#### TASK INSTRUCTIONS
Return the listing below verbatim. Pictures do not belong in the copy.

Start RECORDS SHOWN

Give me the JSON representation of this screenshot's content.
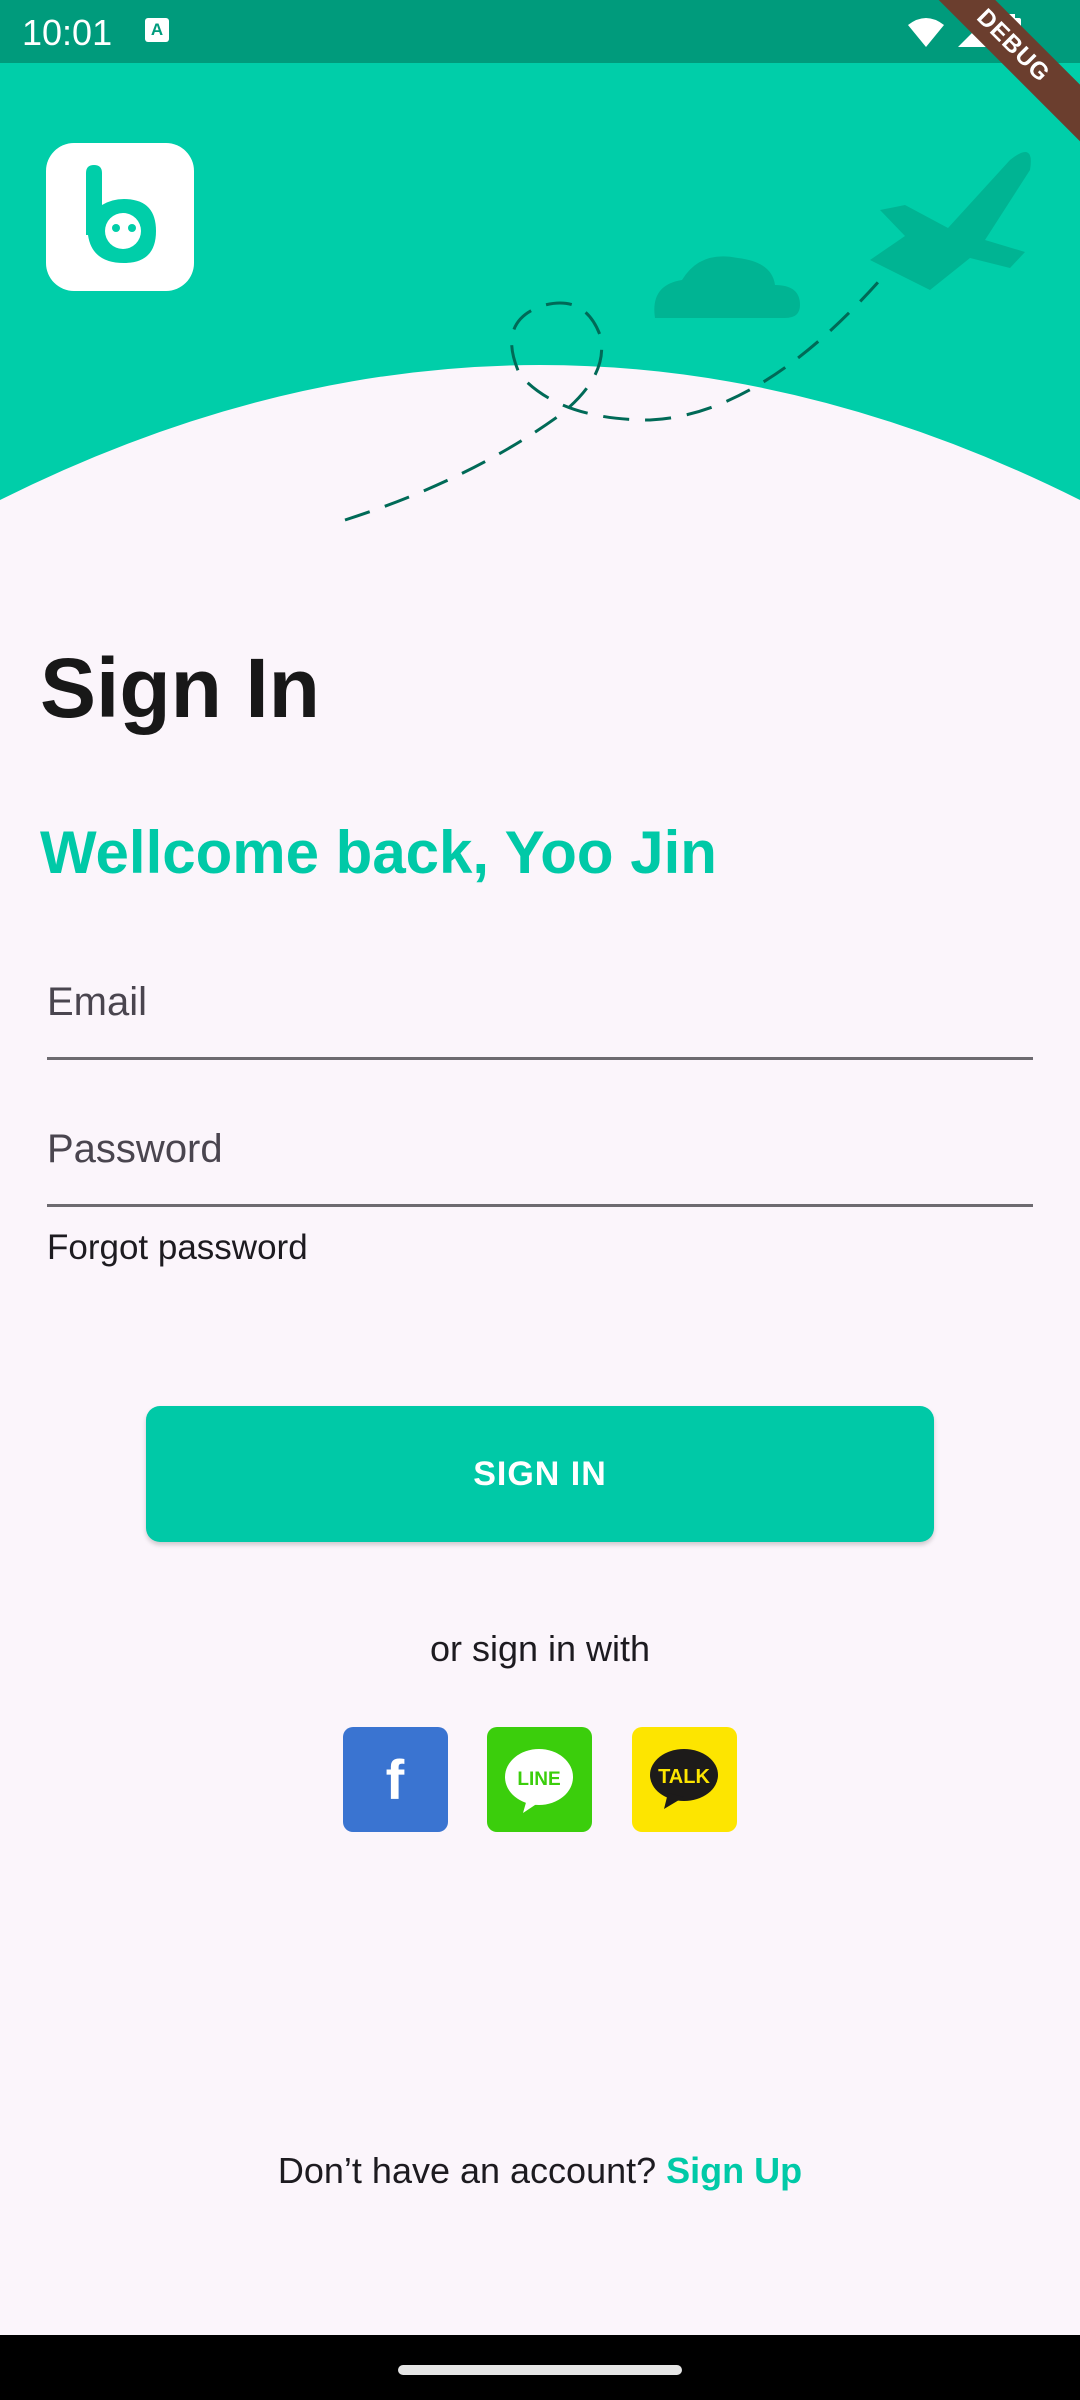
{
  "status_bar": {
    "time": "10:01",
    "a_icon_label": "A"
  },
  "debug_ribbon": "DEBUG",
  "page": {
    "title": "Sign In",
    "welcome": "Wellcome back, Yoo Jin"
  },
  "form": {
    "email_label": "Email",
    "password_label": "Password",
    "forgot_password": "Forgot password",
    "sign_in_button": "SIGN IN"
  },
  "social": {
    "prompt": "or sign in with",
    "providers": [
      {
        "name": "facebook",
        "icon": "facebook-icon",
        "color": "#3a74d1",
        "glyph": "f"
      },
      {
        "name": "line",
        "icon": "line-icon",
        "color": "#3bce0c",
        "glyph": "LINE"
      },
      {
        "name": "kakaotalk",
        "icon": "kakaotalk-icon",
        "color": "#fde500",
        "glyph": "TALK"
      }
    ]
  },
  "signup": {
    "prompt": "Don’t have an account?",
    "link": "Sign Up"
  },
  "colors": {
    "primary": "#00c9a7",
    "status_bar": "#009b7c",
    "background": "#fbf5fb"
  }
}
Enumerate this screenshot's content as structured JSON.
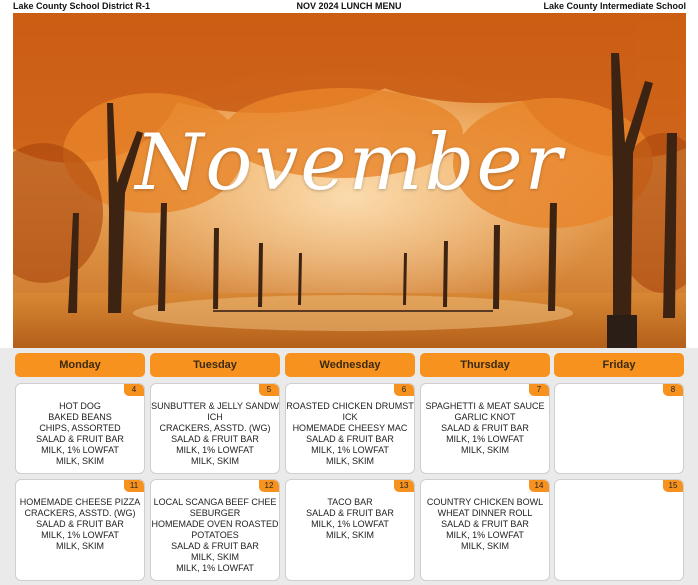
{
  "header": {
    "left": "Lake County School District R-1",
    "center": "NOV 2024 LUNCH MENU",
    "right": "Lake County Intermediate School"
  },
  "banner": {
    "title": "November"
  },
  "days": [
    "Monday",
    "Tuesday",
    "Wednesday",
    "Thursday",
    "Friday"
  ],
  "weeks": [
    [
      {
        "date": "4",
        "items": [
          "HOT DOG",
          "BAKED BEANS",
          "CHIPS, ASSORTED",
          "SALAD & FRUIT BAR",
          "MILK, 1% LOWFAT",
          "MILK, SKIM"
        ]
      },
      {
        "date": "5",
        "items": [
          "SUNBUTTER & JELLY SANDWICH",
          "CRACKERS, ASSTD. (WG)",
          "SALAD & FRUIT BAR",
          "MILK, 1% LOWFAT",
          "MILK, SKIM"
        ]
      },
      {
        "date": "6",
        "items": [
          "ROASTED CHICKEN DRUMSTICK",
          "HOMEMADE CHEESY MAC",
          "SALAD & FRUIT BAR",
          "MILK, 1% LOWFAT",
          "MILK, SKIM"
        ]
      },
      {
        "date": "7",
        "items": [
          "SPAGHETTI & MEAT SAUCE",
          "GARLIC KNOT",
          "SALAD & FRUIT BAR",
          "MILK, 1% LOWFAT",
          "MILK, SKIM"
        ]
      },
      {
        "date": "8",
        "items": []
      }
    ],
    [
      {
        "date": "11",
        "items": [
          "HOMEMADE CHEESE PIZZA",
          "CRACKERS, ASSTD. (WG)",
          "SALAD & FRUIT BAR",
          "MILK, 1% LOWFAT",
          "MILK, SKIM"
        ]
      },
      {
        "date": "12",
        "items": [
          "LOCAL SCANGA BEEF CHEESEBURGER",
          "HOMEMADE OVEN ROASTED POTATOES",
          "SALAD & FRUIT BAR",
          "MILK, SKIM",
          "MILK, 1% LOWFAT"
        ]
      },
      {
        "date": "13",
        "items": [
          "TACO BAR",
          "SALAD & FRUIT BAR",
          "MILK, 1% LOWFAT",
          "MILK, SKIM"
        ]
      },
      {
        "date": "14",
        "items": [
          "COUNTRY CHICKEN BOWL",
          "WHEAT DINNER ROLL",
          "SALAD & FRUIT BAR",
          "MILK, 1% LOWFAT",
          "MILK, SKIM"
        ]
      },
      {
        "date": "15",
        "items": []
      }
    ]
  ],
  "colors": {
    "accent": "#f7921e",
    "background": "#eaeaea"
  }
}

End RECORDS SHOWN

#### THE SOLUTION
Give me the JSON representation of this screenshot's content.
{
  "status_bar": {
    "time": "10:01",
    "a_icon_label": "A"
  },
  "debug_ribbon": "DEBUG",
  "page": {
    "title": "Sign In",
    "welcome": "Wellcome back, Yoo Jin"
  },
  "form": {
    "email_label": "Email",
    "password_label": "Password",
    "forgot_password": "Forgot password",
    "sign_in_button": "SIGN IN"
  },
  "social": {
    "prompt": "or sign in with",
    "providers": [
      {
        "name": "facebook",
        "icon": "facebook-icon",
        "color": "#3a74d1",
        "glyph": "f"
      },
      {
        "name": "line",
        "icon": "line-icon",
        "color": "#3bce0c",
        "glyph": "LINE"
      },
      {
        "name": "kakaotalk",
        "icon": "kakaotalk-icon",
        "color": "#fde500",
        "glyph": "TALK"
      }
    ]
  },
  "signup": {
    "prompt": "Don’t have an account?",
    "link": "Sign Up"
  },
  "colors": {
    "primary": "#00c9a7",
    "status_bar": "#009b7c",
    "background": "#fbf5fb"
  }
}
Enumerate this screenshot's content as structured JSON.
{
  "header": {
    "left": "Lake County School District R-1",
    "center": "NOV 2024 LUNCH MENU",
    "right": "Lake County Intermediate School"
  },
  "banner": {
    "title": "November"
  },
  "days": [
    "Monday",
    "Tuesday",
    "Wednesday",
    "Thursday",
    "Friday"
  ],
  "weeks": [
    [
      {
        "date": "4",
        "items": [
          "HOT DOG",
          "BAKED BEANS",
          "CHIPS, ASSORTED",
          "SALAD & FRUIT BAR",
          "MILK, 1% LOWFAT",
          "MILK, SKIM"
        ]
      },
      {
        "date": "5",
        "items": [
          "SUNBUTTER & JELLY SANDWICH",
          "CRACKERS, ASSTD. (WG)",
          "SALAD & FRUIT BAR",
          "MILK, 1% LOWFAT",
          "MILK, SKIM"
        ]
      },
      {
        "date": "6",
        "items": [
          "ROASTED CHICKEN DRUMSTICK",
          "HOMEMADE CHEESY MAC",
          "SALAD & FRUIT BAR",
          "MILK, 1% LOWFAT",
          "MILK, SKIM"
        ]
      },
      {
        "date": "7",
        "items": [
          "SPAGHETTI & MEAT SAUCE",
          "GARLIC KNOT",
          "SALAD & FRUIT BAR",
          "MILK, 1% LOWFAT",
          "MILK, SKIM"
        ]
      },
      {
        "date": "8",
        "items": []
      }
    ],
    [
      {
        "date": "11",
        "items": [
          "HOMEMADE CHEESE PIZZA",
          "CRACKERS, ASSTD. (WG)",
          "SALAD & FRUIT BAR",
          "MILK, 1% LOWFAT",
          "MILK, SKIM"
        ]
      },
      {
        "date": "12",
        "items": [
          "LOCAL SCANGA BEEF CHEESEBURGER",
          "HOMEMADE OVEN ROASTED POTATOES",
          "SALAD & FRUIT BAR",
          "MILK, SKIM",
          "MILK, 1% LOWFAT"
        ]
      },
      {
        "date": "13",
        "items": [
          "TACO BAR",
          "SALAD & FRUIT BAR",
          "MILK, 1% LOWFAT",
          "MILK, SKIM"
        ]
      },
      {
        "date": "14",
        "items": [
          "COUNTRY CHICKEN BOWL",
          "WHEAT DINNER ROLL",
          "SALAD & FRUIT BAR",
          "MILK, 1% LOWFAT",
          "MILK, SKIM"
        ]
      },
      {
        "date": "15",
        "items": []
      }
    ]
  ],
  "colors": {
    "accent": "#f7921e",
    "background": "#eaeaea"
  }
}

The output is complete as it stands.